> EXERCISE PROMPT
Search the material for "облачности" and show all lines that contain it.
▼
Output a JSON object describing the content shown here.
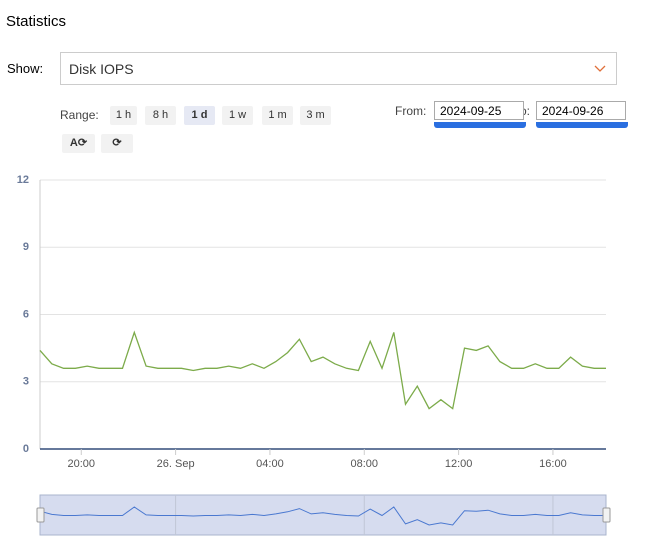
{
  "header": {
    "title": "Statistics"
  },
  "controls": {
    "show_label": "Show:",
    "show_value": "Disk IOPS",
    "range_label": "Range:",
    "range_buttons": [
      "1 h",
      "8 h",
      "1 d",
      "1 w",
      "1 m",
      "3 m"
    ],
    "active_range": 2,
    "auto_refresh_label": "A",
    "from_label": "From:",
    "from_value": "2024-09-25",
    "to_label": "To:",
    "to_value": "2024-09-26"
  },
  "chart_data": {
    "type": "line",
    "x": [
      "2024-09-25T18:15",
      "2024-09-25T18:45",
      "2024-09-25T19:15",
      "2024-09-25T19:45",
      "2024-09-25T20:15",
      "2024-09-25T20:45",
      "2024-09-25T21:15",
      "2024-09-25T21:45",
      "2024-09-25T22:15",
      "2024-09-25T22:45",
      "2024-09-25T23:15",
      "2024-09-25T23:45",
      "2024-09-26T00:15",
      "2024-09-26T00:45",
      "2024-09-26T01:15",
      "2024-09-26T01:45",
      "2024-09-26T02:15",
      "2024-09-26T02:45",
      "2024-09-26T03:15",
      "2024-09-26T03:45",
      "2024-09-26T04:15",
      "2024-09-26T04:45",
      "2024-09-26T05:15",
      "2024-09-26T05:45",
      "2024-09-26T06:15",
      "2024-09-26T06:45",
      "2024-09-26T07:15",
      "2024-09-26T07:45",
      "2024-09-26T08:15",
      "2024-09-26T08:45",
      "2024-09-26T09:15",
      "2024-09-26T09:45",
      "2024-09-26T10:15",
      "2024-09-26T10:45",
      "2024-09-26T11:15",
      "2024-09-26T11:45",
      "2024-09-26T12:15",
      "2024-09-26T12:45",
      "2024-09-26T13:15",
      "2024-09-26T13:45",
      "2024-09-26T14:15",
      "2024-09-26T14:45",
      "2024-09-26T15:15",
      "2024-09-26T15:45",
      "2024-09-26T16:15",
      "2024-09-26T16:45",
      "2024-09-26T17:15",
      "2024-09-26T17:45",
      "2024-09-26T18:15"
    ],
    "series": [
      {
        "color": "#7cab4a",
        "values": [
          4.4,
          3.8,
          3.6,
          3.6,
          3.7,
          3.6,
          3.6,
          3.6,
          5.2,
          3.7,
          3.6,
          3.6,
          3.6,
          3.5,
          3.6,
          3.6,
          3.7,
          3.6,
          3.8,
          3.6,
          3.9,
          4.3,
          4.9,
          3.9,
          4.1,
          3.8,
          3.6,
          3.5,
          4.8,
          3.6,
          5.2,
          2.0,
          2.8,
          1.8,
          2.2,
          1.8,
          4.5,
          4.4,
          4.6,
          3.9,
          3.6,
          3.6,
          3.8,
          3.6,
          3.6,
          4.1,
          3.7,
          3.6,
          3.6
        ]
      }
    ],
    "navigator_color": "#4a78d0",
    "xlim": [
      "2024-09-25T18:15",
      "2024-09-26T18:15"
    ],
    "xticks": [
      {
        "value": "2024-09-25T20:00",
        "label": "20:00"
      },
      {
        "value": "2024-09-26T00:00",
        "label": "26. Sep"
      },
      {
        "value": "2024-09-26T04:00",
        "label": "04:00"
      },
      {
        "value": "2024-09-26T08:00",
        "label": "08:00"
      },
      {
        "value": "2024-09-26T12:00",
        "label": "12:00"
      },
      {
        "value": "2024-09-26T16:00",
        "label": "16:00"
      }
    ],
    "ylim": [
      0,
      12
    ],
    "yticks": [
      0,
      3,
      6,
      9,
      12
    ],
    "grid": true
  }
}
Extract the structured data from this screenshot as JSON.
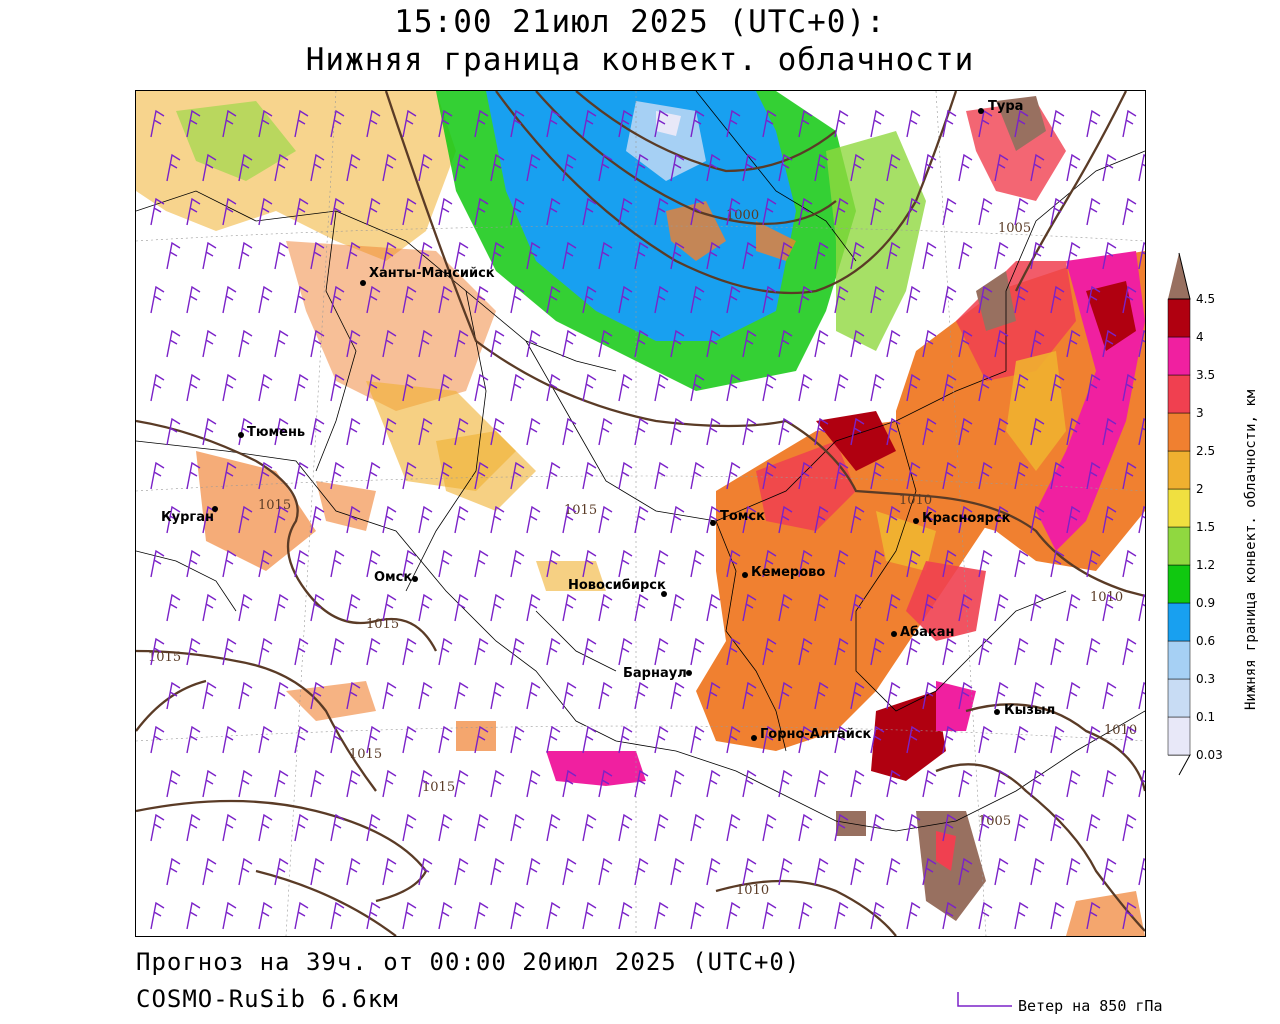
{
  "header": {
    "title": "15:00 21июл 2025 (UTC+0):",
    "subtitle": "Нижняя граница конвект. облачности"
  },
  "footer": {
    "forecast": "Прогноз на 39ч. от 00:00 20июл 2025 (UTC+0)",
    "model": "COSMO-RuSib 6.6км",
    "wind_legend": "Ветер на 850 гПа"
  },
  "colorbar": {
    "title": "Нижняя граница конвект. облачности, км",
    "levels": [
      "0.03",
      "0.1",
      "0.3",
      "0.6",
      "0.9",
      "1.2",
      "1.5",
      "2",
      "2.5",
      "3",
      "3.5",
      "4",
      "4.5"
    ],
    "colors": [
      "#e8e8f8",
      "#c8dcf4",
      "#a6d0f4",
      "#18a0f0",
      "#10c810",
      "#90d840",
      "#f0e040",
      "#f0b030",
      "#f08030",
      "#f04050",
      "#f020a0",
      "#b00010",
      "#987060"
    ]
  },
  "map": {
    "cities": [
      {
        "name": "Тура"
      },
      {
        "name": "Ханты-Мансийск"
      },
      {
        "name": "Тюмень"
      },
      {
        "name": "Курган"
      },
      {
        "name": "Омск"
      },
      {
        "name": "Новосибирск"
      },
      {
        "name": "Томск"
      },
      {
        "name": "Красноярск"
      },
      {
        "name": "Кемерово"
      },
      {
        "name": "Абакан"
      },
      {
        "name": "Барнаул"
      },
      {
        "name": "Горно-Алтайск"
      },
      {
        "name": "Кызыл"
      }
    ],
    "isobars": [
      "1000",
      "1005",
      "1010",
      "1010",
      "1010",
      "1015",
      "1015",
      "1015",
      "1015",
      "1015",
      "1015",
      "1005",
      "1010"
    ]
  }
}
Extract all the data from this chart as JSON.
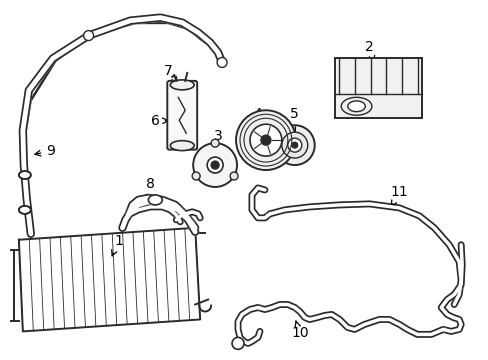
{
  "background_color": "#ffffff",
  "line_color": "#2a2a2a",
  "label_color": "#000000",
  "figsize": [
    4.89,
    3.6
  ],
  "dpi": 100
}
▲
> SOLUTION
    "subtitle": "Нижняя граница конвект. облачности"
    "title": "Нижняя граница конвект. облачности, км",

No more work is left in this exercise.